Out of the lines below, please list those that hold the string "this".

::::::::

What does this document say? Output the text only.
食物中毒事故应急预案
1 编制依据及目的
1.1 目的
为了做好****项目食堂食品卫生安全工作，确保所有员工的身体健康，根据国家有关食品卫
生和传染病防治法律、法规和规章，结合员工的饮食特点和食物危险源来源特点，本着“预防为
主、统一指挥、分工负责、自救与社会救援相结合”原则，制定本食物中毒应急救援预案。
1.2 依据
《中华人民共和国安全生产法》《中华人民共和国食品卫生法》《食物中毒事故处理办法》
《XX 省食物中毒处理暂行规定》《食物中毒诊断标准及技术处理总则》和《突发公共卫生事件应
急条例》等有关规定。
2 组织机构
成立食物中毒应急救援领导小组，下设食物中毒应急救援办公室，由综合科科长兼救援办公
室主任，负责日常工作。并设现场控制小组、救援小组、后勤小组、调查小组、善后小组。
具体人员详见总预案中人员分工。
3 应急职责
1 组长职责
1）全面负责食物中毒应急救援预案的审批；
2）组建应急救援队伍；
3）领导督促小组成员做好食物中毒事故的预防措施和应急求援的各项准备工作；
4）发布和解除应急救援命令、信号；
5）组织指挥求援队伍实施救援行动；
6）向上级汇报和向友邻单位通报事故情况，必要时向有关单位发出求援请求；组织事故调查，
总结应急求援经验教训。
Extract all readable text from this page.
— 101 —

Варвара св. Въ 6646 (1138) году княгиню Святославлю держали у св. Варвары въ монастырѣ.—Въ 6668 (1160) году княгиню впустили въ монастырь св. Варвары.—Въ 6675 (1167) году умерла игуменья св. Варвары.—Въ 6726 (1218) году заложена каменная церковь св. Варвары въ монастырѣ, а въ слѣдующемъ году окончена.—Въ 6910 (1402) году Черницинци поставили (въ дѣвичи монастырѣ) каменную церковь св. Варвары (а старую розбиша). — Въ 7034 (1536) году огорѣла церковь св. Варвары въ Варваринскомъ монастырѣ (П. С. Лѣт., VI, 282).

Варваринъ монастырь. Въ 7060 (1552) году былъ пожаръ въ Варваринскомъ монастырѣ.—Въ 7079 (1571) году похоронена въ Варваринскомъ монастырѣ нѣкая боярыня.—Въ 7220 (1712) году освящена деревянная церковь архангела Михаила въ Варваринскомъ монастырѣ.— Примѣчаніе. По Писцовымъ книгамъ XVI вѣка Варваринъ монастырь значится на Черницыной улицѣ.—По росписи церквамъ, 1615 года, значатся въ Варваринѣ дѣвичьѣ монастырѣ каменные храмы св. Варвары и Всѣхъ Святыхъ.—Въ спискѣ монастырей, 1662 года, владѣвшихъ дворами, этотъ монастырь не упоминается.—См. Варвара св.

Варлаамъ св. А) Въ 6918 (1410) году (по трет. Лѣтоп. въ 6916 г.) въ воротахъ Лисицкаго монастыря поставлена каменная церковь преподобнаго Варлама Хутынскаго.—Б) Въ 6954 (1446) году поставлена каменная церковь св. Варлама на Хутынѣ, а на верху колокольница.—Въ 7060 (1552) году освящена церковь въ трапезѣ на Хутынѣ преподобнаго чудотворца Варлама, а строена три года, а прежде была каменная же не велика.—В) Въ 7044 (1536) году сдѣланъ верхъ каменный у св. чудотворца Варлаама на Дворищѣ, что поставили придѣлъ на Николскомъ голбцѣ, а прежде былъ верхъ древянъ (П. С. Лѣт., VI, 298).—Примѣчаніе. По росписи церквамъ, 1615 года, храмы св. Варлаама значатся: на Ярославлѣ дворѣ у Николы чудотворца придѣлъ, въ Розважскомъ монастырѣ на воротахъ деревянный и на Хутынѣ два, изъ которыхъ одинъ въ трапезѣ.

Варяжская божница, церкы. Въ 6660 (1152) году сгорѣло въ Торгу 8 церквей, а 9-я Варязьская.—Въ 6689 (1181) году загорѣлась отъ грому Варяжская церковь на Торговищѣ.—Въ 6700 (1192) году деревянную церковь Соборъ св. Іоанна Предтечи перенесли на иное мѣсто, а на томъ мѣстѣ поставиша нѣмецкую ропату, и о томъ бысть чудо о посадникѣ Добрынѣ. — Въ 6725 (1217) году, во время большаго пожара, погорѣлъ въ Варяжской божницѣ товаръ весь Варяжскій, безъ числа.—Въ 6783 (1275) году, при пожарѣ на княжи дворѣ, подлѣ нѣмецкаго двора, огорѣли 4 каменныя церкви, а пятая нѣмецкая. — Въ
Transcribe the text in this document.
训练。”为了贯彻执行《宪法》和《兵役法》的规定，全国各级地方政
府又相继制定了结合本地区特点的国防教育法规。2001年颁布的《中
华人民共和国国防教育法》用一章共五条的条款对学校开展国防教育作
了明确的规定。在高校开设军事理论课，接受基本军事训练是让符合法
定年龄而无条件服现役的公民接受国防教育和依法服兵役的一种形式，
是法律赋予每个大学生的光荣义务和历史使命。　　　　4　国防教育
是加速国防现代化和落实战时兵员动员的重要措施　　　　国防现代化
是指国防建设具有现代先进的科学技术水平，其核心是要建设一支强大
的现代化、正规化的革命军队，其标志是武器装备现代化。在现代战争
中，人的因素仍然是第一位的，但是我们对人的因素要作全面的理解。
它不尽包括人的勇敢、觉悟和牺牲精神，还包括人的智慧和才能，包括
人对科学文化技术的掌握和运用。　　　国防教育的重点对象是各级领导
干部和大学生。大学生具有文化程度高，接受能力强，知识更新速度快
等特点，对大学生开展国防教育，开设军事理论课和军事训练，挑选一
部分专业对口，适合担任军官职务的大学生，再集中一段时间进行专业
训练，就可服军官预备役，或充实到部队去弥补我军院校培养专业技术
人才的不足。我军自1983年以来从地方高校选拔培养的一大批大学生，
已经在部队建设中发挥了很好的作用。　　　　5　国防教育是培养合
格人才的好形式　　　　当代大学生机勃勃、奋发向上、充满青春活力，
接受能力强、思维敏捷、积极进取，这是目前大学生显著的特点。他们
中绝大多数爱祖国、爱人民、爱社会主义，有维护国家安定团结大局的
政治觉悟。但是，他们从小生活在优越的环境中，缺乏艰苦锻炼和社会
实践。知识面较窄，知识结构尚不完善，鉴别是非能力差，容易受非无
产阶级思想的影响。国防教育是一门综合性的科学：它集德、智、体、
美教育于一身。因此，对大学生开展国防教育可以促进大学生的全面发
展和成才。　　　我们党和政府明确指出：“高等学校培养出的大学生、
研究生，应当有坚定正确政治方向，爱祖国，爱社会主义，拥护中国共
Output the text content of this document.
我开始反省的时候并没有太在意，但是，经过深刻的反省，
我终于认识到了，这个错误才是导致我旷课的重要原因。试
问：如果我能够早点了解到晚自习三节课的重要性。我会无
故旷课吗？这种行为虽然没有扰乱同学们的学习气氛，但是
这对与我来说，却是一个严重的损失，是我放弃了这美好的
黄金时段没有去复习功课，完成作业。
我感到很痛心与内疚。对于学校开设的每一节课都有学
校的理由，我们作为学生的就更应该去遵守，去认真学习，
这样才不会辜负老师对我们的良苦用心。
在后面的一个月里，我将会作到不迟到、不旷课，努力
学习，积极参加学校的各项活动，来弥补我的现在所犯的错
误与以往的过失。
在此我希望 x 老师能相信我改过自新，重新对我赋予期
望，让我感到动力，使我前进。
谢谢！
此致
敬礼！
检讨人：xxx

::::::::

Solved exercise ▸
What does this document say? Output the text only.
Extract all readable text from this page.
Transcribe the text in this document.
Output the text content of this document.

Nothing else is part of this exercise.